-- TASK INSTRUCTIONS --
In the entries below, identify every line with the string "Host" and copy it.

----- EXTRACTED MATERIAL

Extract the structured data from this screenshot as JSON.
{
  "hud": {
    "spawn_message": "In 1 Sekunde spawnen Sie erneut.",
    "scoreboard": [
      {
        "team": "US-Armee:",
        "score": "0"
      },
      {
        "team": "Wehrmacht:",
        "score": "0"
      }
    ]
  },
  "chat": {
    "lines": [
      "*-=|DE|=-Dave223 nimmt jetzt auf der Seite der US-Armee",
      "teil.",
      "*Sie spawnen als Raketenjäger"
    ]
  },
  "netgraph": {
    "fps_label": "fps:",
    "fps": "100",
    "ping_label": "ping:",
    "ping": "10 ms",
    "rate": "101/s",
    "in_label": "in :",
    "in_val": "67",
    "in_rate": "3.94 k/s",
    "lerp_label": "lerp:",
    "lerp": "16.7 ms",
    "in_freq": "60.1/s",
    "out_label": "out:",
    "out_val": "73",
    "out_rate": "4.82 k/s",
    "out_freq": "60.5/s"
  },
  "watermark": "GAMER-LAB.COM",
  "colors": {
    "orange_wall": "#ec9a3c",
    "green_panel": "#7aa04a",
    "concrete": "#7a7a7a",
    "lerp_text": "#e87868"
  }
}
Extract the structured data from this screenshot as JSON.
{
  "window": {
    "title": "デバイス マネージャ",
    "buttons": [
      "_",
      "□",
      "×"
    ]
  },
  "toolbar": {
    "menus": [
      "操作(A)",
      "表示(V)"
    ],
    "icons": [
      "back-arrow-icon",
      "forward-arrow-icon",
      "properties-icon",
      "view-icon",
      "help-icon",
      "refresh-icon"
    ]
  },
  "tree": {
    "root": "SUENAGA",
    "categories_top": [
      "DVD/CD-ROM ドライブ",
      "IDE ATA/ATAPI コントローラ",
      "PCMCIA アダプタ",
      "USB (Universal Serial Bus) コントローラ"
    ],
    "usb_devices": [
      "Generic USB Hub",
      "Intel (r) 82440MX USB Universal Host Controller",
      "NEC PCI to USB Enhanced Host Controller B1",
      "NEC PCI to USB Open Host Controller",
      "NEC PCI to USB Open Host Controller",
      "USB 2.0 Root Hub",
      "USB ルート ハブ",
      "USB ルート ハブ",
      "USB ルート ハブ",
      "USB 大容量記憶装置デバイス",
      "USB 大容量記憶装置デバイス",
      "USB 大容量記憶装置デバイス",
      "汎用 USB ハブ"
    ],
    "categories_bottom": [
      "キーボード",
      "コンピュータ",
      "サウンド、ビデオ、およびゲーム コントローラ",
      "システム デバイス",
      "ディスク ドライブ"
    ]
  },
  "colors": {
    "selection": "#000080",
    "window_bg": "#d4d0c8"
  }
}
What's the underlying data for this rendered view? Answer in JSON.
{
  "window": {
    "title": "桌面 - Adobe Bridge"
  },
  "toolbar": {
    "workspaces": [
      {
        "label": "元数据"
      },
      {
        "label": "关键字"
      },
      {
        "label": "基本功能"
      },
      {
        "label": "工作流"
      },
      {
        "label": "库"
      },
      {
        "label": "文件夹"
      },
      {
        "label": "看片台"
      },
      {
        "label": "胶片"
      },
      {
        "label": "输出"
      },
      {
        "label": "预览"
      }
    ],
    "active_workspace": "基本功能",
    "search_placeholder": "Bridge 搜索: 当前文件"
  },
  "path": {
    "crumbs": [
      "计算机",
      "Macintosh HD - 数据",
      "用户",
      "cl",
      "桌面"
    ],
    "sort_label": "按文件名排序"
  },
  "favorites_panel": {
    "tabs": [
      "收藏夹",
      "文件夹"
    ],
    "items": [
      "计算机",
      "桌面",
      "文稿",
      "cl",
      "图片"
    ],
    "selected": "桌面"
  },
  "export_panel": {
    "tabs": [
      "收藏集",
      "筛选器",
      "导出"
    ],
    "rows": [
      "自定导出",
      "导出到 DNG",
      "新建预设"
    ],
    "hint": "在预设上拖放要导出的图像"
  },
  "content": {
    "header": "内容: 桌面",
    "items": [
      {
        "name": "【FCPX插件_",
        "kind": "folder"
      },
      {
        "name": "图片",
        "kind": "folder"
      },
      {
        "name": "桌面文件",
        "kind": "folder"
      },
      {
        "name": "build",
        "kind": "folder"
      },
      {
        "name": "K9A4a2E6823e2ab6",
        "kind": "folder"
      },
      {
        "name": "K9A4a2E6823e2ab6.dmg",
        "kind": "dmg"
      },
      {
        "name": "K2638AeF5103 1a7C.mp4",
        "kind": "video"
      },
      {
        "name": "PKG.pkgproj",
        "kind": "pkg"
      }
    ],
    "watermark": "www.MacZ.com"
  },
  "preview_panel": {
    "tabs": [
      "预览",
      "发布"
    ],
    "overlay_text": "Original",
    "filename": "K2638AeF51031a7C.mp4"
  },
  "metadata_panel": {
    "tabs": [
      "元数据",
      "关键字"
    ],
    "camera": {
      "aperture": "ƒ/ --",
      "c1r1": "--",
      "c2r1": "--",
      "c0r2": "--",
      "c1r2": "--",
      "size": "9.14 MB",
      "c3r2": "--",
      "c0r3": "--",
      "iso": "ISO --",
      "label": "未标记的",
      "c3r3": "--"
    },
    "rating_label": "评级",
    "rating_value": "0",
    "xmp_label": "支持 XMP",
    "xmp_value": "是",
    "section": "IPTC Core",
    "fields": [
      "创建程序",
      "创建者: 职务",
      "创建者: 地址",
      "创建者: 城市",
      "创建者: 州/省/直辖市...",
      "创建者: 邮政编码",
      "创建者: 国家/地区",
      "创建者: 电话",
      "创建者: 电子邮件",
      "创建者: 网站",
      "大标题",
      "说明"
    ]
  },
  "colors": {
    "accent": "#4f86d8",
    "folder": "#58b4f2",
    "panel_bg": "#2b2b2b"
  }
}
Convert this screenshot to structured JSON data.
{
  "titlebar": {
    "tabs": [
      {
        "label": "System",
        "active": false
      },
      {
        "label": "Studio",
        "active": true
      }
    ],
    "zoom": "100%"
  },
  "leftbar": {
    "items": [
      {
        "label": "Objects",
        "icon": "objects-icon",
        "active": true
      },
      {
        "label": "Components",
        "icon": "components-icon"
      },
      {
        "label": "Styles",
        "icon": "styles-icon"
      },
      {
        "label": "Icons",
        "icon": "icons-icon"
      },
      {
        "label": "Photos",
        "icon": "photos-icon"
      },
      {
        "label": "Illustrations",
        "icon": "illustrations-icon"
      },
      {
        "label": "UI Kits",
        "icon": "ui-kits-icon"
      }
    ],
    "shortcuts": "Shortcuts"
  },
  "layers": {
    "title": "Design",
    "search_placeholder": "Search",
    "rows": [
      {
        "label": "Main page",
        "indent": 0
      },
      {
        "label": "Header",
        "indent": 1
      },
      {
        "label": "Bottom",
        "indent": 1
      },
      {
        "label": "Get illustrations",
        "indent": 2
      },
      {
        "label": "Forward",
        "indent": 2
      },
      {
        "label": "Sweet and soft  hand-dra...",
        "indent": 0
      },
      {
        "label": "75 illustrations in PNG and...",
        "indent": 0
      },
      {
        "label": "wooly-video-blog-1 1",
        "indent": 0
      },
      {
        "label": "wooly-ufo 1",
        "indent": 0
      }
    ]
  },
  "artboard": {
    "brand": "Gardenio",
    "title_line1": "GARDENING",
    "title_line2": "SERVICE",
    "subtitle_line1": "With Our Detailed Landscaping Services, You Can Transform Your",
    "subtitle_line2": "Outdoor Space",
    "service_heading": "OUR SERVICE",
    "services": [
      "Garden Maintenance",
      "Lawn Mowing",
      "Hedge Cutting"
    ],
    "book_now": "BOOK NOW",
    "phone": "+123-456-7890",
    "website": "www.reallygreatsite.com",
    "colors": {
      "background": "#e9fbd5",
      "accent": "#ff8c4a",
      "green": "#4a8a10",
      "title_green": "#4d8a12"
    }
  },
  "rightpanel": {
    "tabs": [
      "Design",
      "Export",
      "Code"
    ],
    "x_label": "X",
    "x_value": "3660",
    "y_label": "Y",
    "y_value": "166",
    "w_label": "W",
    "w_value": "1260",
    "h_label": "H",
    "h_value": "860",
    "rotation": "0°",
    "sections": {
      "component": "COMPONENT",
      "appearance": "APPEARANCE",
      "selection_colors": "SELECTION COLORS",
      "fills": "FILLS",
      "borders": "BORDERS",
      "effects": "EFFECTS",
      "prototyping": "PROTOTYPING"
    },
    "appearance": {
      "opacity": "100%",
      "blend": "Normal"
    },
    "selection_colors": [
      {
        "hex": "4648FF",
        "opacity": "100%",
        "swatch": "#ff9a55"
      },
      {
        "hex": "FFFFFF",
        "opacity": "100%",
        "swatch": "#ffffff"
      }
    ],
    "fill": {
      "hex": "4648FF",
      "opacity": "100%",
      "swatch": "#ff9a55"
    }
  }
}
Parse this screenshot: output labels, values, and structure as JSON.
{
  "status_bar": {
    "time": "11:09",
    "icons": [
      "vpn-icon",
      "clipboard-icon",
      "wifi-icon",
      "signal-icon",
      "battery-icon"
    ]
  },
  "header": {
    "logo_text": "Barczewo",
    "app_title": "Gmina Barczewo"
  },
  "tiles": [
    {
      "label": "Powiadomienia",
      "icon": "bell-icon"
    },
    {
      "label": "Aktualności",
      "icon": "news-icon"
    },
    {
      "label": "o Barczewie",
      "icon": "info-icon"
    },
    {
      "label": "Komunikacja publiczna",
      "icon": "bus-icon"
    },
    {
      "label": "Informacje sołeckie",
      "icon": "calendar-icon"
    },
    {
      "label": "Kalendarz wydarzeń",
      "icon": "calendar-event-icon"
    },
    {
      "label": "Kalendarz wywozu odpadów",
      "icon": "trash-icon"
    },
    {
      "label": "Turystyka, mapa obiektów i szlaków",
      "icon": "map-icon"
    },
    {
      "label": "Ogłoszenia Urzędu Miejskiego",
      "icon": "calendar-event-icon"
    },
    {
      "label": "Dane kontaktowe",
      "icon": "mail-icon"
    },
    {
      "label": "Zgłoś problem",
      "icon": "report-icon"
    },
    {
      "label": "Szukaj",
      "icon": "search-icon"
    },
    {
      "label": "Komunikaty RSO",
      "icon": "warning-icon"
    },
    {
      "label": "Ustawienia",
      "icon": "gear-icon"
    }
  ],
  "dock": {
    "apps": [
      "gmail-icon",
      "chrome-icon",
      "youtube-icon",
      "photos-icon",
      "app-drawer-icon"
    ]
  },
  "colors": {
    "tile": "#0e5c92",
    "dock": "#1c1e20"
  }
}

----------

-- FULL OUTPUT --
      "Intel (r) 82440MX USB Universal Host Controller",
      "NEC PCI to USB Enhanced Host Controller B1",
      "NEC PCI to USB Open Host Controller",
      "NEC PCI to USB Open Host Controller",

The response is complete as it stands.